» **Instruction**
Wherever the word "DISBURSEMENTS" appears in the entries, copy the whole line.

» **Information given**
--- Start ---

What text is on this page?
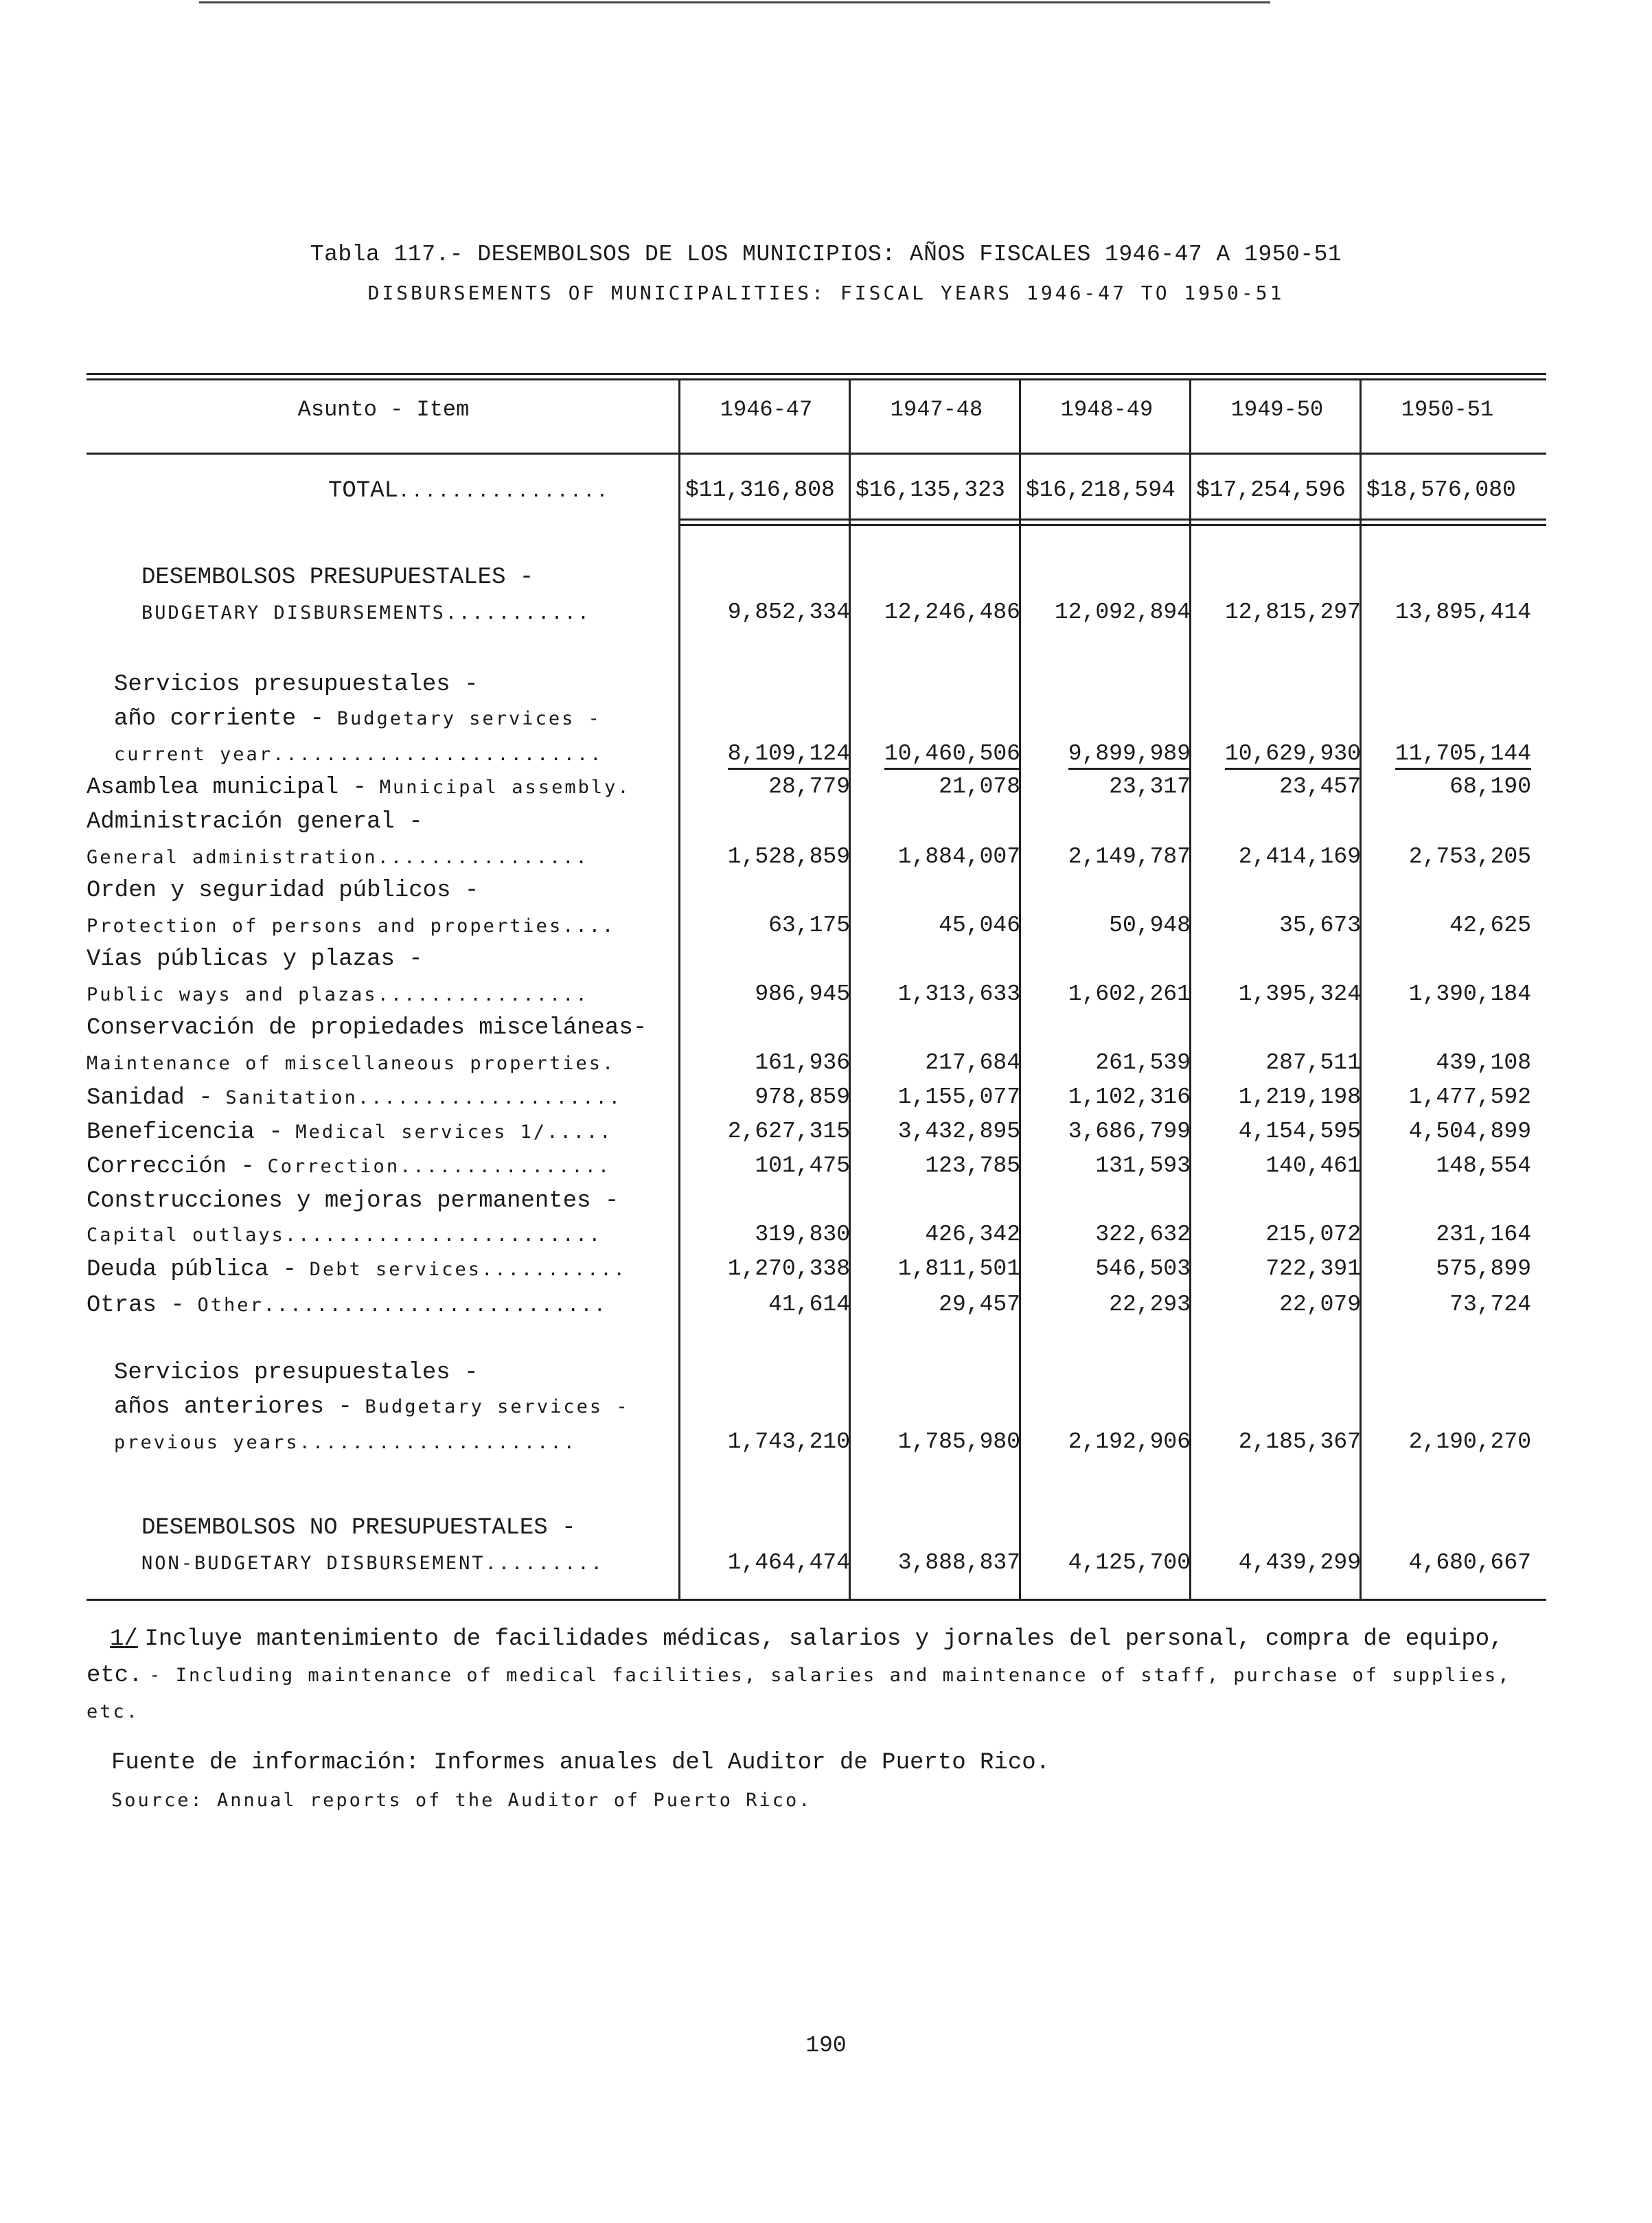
Tabla 117.- DESEMBOLSOS DE LOS MUNICIPIOS: AÑOS FISCALES 1946-47 A 1950-51
DISBURSEMENTS OF MUNICIPALITIES: FISCAL YEARS 1946-47 TO 1950-51
Asunto - Item	1946-47	1947-48	1948-49	1949-50	1950-51
TOTAL................	$11,316,808 $16,135,323 $16,218,594 $17,254,596 $18,576,080
DESEMBOLSOS PRESUPUESTALES -
BUDGETARY DISBURSEMENTS...........	9,852,334	12,246,486	12,092,894	12,815,297	13,895,414
Servicios presupuestales -
año corriente - Budgetary services -
current year.........................	8,109,124	10,460,506	9,899,989	10,629,930	11,705,144
Asamblea municipal - Municipal assembly.	28,779	21,078	23,317	23,457	68,190
Administración general -
General administration................	1,528,859	1,884,007	2,149,787	2,414,169	2,753,205
Orden y seguridad públicos -
Protection of persons and properties....	63,175	45,046	50,948	35,673	42,625
Vías públicas y plazas -
Public ways and plazas................	986,945	1,313,633	1,602,261	1,395,324	1,390,184
Conservación de propiedades misceláneas-
Maintenance of miscellaneous properties.	161,936	217,684	261,539	287,511	439,108
Sanidad - Sanitation....................	978,859	1,155,077	1,102,316	1,219,198	1,477,592
Beneficencia - Medical services 1/.....	2,627,315	3,432,895	3,686,799	4,154,595	4,504,899
Corrección - Correction................	101,475	123,785	131,593	140,461	148,554
Construcciones y mejoras permanentes -
Capital outlays........................	319,830	426,342	322,632	215,072	231,164
Deuda pública - Debt services...........	1,270,338	1,811,501	546,503	722,391	575,899
Otras - Other..........................	41,614	29,457	22,293	22,079	73,724
Servicios presupuestales -
años anteriores - Budgetary services -
previous years.....................	1,743,210	1,785,980	2,192,906	2,185,367	2,190,270
DESEMBOLSOS NO PRESUPUESTALES -
NON-BUDGETARY DISBURSEMENT.........	1,464,474	3,888,837	4,125,700	4,439,299	4,680,667
1/ Incluye mantenimiento de facilidades médicas, salarios y jornales del personal, compra de equipo, etc. - Including maintenance of medical facilities, salaries and maintenance of staff, purchase of supplies, etc.
Fuente de información: Informes anuales del Auditor de Puerto Rico.
Source: Annual reports of the Auditor of Puerto Rico.
190
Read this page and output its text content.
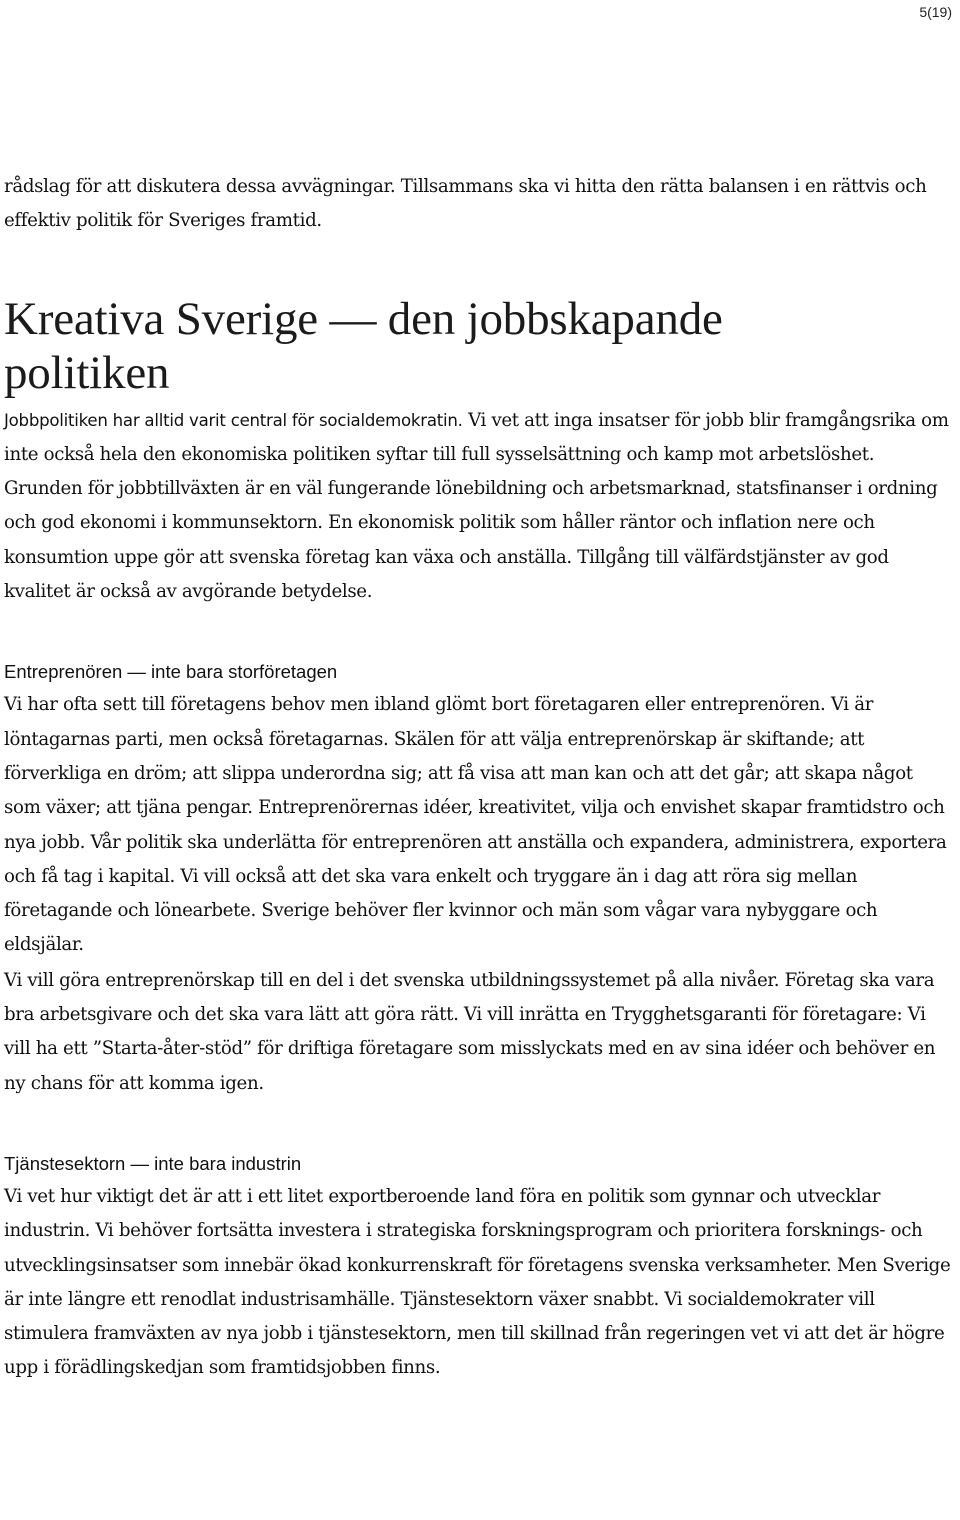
5(19)

rådslag för att diskutera dessa avvägningar. Tillsammans ska vi hitta den rätta balansen i en rättvis och effektiv politik för Sveriges framtid.

Kreativa Sverige — den jobbskapande
politiken

Jobbpolitiken har alltid varit central för socialdemokratin. Vi vet att inga insatser för jobb blir framgångsrika om inte också hela den ekonomiska politiken syftar till full sysselsättning och kamp mot arbetslöshet. Grunden för jobbtillväxten är en väl fungerande lönebildning och arbetsmarknad, statsfinanser i ordning och god ekonomi i kommunsektorn. En ekonomisk politik som håller räntor och inflation nere och konsumtion uppe gör att svenska företag kan växa och anställa. Tillgång till välfärdstjänster av god kvalitet är också av avgörande betydelse.

Entreprenören — inte bara storföretagen

Vi har ofta sett till företagens behov men ibland glömt bort företagaren eller entreprenören. Vi är löntagarnas parti, men också företagarnas. Skälen för att välja entreprenörskap är skiftande; att förverkliga en dröm; att slippa underordna sig; att få visa att man kan och att det går; att skapa något som växer; att tjäna pengar. Entreprenörernas idéer, kreativitet, vilja och envishet skapar framtidstro och nya jobb. Vår politik ska underlätta för entreprenören att anställa och expandera, administrera, exportera och få tag i kapital. Vi vill också att det ska vara enkelt och tryggare än i dag att röra sig mellan företagande och lönearbete. Sverige behöver fler kvinnor och män som vågar vara nybyggare och eldsjälar.

Vi vill göra entreprenörskap till en del i det svenska utbildningssystemet på alla nivåer. Företag ska vara bra arbetsgivare och det ska vara lätt att göra rätt. Vi vill inrätta en Trygghetsgaranti för företagare: Vi vill ha ett ”Starta-åter-stöd” för driftiga företagare som misslyckats med en av sina idéer och behöver en ny chans för att komma igen.

Tjänstesektorn — inte bara industrin

Vi vet hur viktigt det är att i ett litet exportberoende land föra en politik som gynnar och utvecklar industrin. Vi behöver fortsätta investera i strategiska forskningsprogram och prioritera forsknings- och utvecklingsinsatser som innebär ökad konkurrenskraft för företagens svenska verksamheter. Men Sverige är inte längre ett renodlat industrisamhälle. Tjänstesektorn växer snabbt. Vi socialdemokrater vill stimulera framväxten av nya jobb i tjänstesektorn, men till skillnad från regeringen vet vi att det är högre upp i förädlingskedjan som framtidsjobben finns.
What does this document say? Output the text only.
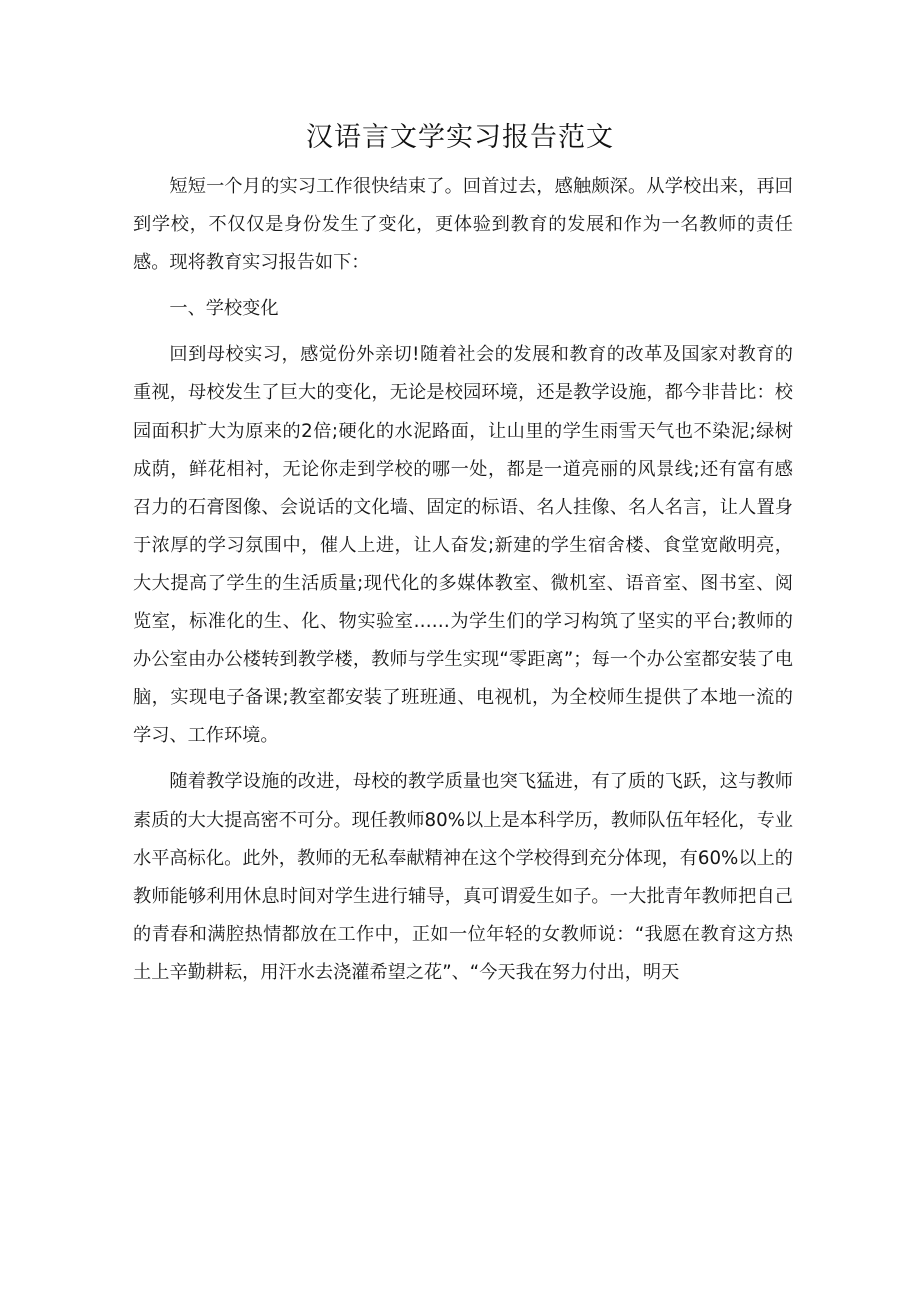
汉语言文学实习报告范文

短短一个月的实习工作很快结束了。回首过去，感触颇深。从学校出来，再回到学校，不仅仅是身份发生了变化，更体验到教育的发展和作为一名教师的责任感。现将教育实习报告如下：

一、学校变化

回到母校实习，感觉份外亲切!随着社会的发展和教育的改革及国家对教育的重视，母校发生了巨大的变化，无论是校园环境，还是教学设施，都今非昔比：校园面积扩大为原来的2倍;硬化的水泥路面，让山里的学生雨雪天气也不染泥;绿树成荫，鲜花相衬，无论你走到学校的哪一处，都是一道亮丽的风景线;还有富有感召力的石膏图像、会说话的文化墙、固定的标语、名人挂像、名人名言，让人置身于浓厚的学习氛围中，催人上进，让人奋发;新建的学生宿舍楼、食堂宽敞明亮，大大提高了学生的生活质量;现代化的多媒体教室、微机室、语音室、图书室、阅览室，标准化的生、化、物实验室……为学生们的学习构筑了坚实的平台;教师的办公室由办公楼转到教学楼，教师与学生实现“零距离”；每一个办公室都安装了电脑，实现电子备课;教室都安装了班班通、电视机，为全校师生提供了本地一流的学习、工作环境。

随着教学设施的改进，母校的教学质量也突飞猛进，有了质的飞跃，这与教师素质的大大提高密不可分。现任教师80%以上是本科学历，教师队伍年轻化，专业水平高标化。此外，教师的无私奉献精神在这个学校得到充分体现，有60%以上的教师能够利用休息时间对学生进行辅导，真可谓爱生如子。一大批青年教师把自己的青春和满腔热情都放在工作中，正如一位年轻的女教师说：“我愿在教育这方热土上辛勤耕耘，用汗水去浇灌希望之花”、“今天我在努力付出，明天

--- End ---

» **Solution to this problem**
DISBURSEMENTS OF MUNICIPALITIES: FISCAL YEARS 1946-47 TO 1950-51
BUDGETARY DISBURSEMENTS...........	9,852,334	12,246,486	12,092,894	12,815,297	13,895,414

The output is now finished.